(Data entries for graphics)
>> begin

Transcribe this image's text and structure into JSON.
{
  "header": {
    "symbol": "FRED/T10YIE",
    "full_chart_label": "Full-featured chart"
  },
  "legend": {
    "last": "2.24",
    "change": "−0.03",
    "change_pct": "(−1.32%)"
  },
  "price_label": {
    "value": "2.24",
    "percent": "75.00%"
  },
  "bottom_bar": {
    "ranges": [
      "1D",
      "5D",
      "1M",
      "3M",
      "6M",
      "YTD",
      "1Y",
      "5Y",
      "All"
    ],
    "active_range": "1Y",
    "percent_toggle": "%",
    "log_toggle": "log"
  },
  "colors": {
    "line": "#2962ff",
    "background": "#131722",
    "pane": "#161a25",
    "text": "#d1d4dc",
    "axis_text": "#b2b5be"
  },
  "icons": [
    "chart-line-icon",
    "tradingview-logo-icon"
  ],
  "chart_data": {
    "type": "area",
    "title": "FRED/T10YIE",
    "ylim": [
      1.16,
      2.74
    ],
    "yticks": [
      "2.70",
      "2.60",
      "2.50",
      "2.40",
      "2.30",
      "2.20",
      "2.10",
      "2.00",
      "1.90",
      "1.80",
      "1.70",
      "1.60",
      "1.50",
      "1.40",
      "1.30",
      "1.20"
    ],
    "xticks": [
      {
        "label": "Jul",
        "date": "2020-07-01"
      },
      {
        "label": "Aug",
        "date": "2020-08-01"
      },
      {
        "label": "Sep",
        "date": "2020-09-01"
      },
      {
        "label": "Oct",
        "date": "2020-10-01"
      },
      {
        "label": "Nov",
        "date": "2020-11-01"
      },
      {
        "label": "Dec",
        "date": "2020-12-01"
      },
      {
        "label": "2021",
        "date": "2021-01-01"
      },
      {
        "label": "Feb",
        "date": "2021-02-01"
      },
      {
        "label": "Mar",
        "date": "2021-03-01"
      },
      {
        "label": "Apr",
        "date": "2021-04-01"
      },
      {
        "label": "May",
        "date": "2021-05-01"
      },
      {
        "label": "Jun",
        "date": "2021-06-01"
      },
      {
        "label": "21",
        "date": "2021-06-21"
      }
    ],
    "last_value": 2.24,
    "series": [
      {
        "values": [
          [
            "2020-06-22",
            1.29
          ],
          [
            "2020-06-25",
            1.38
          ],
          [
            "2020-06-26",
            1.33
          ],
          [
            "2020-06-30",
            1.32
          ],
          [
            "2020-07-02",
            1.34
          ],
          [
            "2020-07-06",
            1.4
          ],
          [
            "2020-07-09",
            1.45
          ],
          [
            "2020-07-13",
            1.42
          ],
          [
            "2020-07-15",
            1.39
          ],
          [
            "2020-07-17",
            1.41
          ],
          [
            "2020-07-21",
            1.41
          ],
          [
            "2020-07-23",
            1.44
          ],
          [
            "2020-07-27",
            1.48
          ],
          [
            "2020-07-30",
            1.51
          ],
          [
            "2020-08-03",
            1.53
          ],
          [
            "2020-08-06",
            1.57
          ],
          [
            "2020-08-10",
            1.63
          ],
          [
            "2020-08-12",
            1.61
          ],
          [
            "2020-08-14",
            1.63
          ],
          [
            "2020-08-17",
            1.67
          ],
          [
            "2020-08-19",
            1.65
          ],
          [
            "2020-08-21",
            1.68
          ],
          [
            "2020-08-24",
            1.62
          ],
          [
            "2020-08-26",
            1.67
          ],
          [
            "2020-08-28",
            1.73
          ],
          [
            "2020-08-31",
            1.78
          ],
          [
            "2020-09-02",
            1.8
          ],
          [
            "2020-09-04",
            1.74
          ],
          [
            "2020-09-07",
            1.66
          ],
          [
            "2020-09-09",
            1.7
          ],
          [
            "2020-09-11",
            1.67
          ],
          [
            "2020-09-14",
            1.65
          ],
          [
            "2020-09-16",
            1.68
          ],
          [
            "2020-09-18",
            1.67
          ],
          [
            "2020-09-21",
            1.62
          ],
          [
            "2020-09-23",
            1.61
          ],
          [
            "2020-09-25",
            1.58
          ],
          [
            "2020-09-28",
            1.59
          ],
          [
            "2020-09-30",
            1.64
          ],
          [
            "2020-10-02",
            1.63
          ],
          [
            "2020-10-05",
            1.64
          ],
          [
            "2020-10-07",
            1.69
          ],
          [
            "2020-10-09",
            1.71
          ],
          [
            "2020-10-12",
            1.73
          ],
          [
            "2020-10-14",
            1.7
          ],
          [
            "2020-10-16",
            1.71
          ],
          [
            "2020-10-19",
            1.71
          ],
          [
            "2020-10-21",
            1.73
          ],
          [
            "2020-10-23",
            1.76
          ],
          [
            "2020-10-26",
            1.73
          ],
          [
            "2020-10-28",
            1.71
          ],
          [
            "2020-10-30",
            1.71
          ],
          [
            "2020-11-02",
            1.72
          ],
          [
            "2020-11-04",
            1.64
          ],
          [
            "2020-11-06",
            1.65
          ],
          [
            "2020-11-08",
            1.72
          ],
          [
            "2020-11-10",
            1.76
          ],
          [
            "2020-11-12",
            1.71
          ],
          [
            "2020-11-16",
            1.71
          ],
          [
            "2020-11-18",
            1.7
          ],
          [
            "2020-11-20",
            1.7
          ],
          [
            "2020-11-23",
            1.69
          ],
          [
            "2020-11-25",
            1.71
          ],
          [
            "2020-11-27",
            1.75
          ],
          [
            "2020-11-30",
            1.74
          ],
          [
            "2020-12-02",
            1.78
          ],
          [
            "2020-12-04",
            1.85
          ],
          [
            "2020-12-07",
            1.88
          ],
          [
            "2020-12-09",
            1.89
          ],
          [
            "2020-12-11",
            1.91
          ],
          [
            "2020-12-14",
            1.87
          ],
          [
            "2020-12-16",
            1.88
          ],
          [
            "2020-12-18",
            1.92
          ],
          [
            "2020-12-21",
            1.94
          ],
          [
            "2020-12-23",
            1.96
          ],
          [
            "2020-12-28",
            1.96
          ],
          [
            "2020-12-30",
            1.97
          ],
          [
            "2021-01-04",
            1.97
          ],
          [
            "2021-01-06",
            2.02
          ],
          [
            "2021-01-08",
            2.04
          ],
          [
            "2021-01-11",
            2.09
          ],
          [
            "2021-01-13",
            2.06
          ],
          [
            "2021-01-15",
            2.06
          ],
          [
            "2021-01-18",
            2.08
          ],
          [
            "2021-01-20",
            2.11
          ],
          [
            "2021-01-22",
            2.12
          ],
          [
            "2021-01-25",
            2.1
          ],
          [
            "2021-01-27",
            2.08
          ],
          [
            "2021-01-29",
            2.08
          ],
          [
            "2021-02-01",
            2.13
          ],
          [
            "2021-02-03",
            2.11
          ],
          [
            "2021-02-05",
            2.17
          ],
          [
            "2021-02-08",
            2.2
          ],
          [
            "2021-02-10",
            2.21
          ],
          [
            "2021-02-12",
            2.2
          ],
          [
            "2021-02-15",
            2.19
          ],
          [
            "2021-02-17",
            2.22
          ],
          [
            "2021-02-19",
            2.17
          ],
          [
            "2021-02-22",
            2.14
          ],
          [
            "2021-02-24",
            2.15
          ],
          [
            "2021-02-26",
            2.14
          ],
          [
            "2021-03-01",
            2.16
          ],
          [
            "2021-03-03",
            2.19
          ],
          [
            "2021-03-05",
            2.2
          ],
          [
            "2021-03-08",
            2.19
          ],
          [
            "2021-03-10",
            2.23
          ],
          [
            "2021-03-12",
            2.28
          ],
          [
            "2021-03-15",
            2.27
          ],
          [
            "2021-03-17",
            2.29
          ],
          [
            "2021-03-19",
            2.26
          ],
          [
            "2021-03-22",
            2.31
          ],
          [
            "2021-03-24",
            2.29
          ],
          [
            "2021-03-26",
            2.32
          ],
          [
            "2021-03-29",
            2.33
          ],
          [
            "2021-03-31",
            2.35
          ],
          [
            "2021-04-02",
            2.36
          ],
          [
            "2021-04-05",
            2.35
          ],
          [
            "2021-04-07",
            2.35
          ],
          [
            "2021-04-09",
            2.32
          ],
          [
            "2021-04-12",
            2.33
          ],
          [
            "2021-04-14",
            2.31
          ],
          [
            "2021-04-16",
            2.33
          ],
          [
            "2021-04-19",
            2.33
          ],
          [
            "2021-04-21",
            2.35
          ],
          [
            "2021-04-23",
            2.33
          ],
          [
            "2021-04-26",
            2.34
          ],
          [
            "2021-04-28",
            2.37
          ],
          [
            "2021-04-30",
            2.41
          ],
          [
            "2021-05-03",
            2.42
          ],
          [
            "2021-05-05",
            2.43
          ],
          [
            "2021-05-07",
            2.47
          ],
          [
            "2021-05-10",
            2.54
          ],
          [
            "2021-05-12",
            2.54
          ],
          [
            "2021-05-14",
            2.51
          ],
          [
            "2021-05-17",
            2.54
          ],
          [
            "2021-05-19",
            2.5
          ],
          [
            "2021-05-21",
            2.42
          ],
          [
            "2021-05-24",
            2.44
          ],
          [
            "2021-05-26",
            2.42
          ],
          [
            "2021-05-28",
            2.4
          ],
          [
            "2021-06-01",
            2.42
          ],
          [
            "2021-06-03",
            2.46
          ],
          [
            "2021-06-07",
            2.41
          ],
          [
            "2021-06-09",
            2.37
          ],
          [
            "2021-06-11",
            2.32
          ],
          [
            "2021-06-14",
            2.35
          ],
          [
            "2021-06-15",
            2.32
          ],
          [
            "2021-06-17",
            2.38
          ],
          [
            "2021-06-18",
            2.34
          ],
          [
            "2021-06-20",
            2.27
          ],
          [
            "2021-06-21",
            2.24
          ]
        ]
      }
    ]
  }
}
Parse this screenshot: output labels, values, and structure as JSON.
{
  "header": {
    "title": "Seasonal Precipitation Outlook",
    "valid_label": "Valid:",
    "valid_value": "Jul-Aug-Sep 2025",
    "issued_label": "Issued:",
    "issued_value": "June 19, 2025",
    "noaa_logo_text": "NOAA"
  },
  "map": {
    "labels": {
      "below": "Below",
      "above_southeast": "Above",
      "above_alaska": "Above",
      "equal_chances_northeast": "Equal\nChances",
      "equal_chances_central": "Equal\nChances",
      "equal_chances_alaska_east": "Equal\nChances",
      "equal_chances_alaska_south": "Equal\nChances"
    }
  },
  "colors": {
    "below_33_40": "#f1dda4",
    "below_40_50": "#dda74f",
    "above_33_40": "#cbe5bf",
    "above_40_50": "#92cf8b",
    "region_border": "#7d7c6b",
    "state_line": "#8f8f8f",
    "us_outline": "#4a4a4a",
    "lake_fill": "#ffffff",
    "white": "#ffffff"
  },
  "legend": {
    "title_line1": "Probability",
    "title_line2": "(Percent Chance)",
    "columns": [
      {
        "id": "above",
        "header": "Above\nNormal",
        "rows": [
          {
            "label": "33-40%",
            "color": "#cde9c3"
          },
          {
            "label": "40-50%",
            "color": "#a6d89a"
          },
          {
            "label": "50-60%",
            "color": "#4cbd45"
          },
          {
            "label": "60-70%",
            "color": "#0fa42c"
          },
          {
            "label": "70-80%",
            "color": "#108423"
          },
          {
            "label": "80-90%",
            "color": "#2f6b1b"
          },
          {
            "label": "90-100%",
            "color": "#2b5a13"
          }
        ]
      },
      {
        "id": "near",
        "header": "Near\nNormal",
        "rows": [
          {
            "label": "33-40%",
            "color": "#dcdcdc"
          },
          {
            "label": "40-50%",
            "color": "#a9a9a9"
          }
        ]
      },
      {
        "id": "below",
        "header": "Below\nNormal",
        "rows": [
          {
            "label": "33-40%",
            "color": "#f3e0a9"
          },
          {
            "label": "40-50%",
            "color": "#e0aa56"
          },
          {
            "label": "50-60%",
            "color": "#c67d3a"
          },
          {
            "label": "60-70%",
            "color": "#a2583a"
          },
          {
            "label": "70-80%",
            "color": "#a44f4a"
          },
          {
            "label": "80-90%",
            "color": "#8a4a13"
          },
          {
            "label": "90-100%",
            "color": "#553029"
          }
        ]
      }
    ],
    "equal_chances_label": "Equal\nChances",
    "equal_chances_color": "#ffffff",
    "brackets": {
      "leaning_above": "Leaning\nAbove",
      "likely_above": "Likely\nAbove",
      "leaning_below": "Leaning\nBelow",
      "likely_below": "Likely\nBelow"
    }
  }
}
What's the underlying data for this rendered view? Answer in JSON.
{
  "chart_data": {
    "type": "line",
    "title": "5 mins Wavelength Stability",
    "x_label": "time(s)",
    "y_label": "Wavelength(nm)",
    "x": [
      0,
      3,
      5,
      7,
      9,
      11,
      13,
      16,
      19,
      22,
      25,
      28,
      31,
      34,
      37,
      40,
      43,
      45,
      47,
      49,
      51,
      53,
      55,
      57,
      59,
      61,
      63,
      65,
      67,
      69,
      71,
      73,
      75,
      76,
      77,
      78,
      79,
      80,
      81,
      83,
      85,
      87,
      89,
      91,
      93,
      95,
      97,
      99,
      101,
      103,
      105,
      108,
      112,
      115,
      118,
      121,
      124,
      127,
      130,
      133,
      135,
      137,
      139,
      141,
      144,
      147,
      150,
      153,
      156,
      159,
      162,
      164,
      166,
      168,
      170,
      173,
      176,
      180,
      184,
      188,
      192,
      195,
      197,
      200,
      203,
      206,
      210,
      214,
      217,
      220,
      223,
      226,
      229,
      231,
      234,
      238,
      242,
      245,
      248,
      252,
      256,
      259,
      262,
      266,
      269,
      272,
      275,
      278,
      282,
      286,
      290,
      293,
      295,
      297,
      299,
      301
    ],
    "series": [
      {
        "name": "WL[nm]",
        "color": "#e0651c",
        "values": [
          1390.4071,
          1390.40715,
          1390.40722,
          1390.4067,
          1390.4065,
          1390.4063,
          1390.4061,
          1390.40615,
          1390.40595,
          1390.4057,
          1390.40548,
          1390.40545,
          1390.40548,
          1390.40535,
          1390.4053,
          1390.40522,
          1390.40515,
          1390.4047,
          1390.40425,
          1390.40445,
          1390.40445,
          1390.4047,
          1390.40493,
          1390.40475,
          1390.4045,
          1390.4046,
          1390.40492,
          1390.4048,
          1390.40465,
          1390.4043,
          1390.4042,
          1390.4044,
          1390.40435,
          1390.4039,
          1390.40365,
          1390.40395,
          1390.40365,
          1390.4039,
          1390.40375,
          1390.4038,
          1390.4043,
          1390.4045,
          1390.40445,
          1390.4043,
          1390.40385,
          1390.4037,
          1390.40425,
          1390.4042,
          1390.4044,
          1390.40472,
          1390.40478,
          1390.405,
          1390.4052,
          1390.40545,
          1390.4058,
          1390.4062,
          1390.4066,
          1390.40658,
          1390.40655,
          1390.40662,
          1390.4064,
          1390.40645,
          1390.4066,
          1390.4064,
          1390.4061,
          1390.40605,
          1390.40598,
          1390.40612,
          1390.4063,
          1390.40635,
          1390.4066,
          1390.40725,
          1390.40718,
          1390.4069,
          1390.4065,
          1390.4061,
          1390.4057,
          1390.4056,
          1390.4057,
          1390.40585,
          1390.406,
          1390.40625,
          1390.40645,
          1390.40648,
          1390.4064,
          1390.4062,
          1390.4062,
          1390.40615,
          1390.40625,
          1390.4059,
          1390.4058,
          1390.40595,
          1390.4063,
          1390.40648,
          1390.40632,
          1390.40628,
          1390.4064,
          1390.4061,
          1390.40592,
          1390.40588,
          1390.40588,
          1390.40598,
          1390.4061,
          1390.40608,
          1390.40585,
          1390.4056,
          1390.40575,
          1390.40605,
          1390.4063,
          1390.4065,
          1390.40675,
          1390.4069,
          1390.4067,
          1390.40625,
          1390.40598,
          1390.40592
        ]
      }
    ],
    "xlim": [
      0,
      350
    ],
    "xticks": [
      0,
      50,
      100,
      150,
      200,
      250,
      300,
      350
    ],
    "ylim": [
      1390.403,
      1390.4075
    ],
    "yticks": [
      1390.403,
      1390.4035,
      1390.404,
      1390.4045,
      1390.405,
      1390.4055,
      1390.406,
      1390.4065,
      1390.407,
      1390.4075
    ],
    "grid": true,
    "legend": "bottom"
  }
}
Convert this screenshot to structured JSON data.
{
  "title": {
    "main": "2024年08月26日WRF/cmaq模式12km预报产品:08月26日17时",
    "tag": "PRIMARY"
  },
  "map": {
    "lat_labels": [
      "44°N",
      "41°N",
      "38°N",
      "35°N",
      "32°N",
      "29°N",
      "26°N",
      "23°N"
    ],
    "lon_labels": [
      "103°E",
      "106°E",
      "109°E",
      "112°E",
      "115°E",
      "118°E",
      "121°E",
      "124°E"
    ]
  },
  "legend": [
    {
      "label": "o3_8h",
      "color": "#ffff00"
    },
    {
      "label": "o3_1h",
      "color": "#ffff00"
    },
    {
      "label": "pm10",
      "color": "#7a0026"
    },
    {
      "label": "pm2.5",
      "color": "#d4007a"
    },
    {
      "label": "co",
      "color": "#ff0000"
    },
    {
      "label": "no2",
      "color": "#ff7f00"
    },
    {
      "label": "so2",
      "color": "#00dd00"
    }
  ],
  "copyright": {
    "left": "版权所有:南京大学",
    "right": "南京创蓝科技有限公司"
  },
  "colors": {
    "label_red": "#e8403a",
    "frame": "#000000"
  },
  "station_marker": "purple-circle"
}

>> end

Only the number is wanted: how many lines in the preceding entries hold the string "Leaning"?

[Solution to this exercise] 2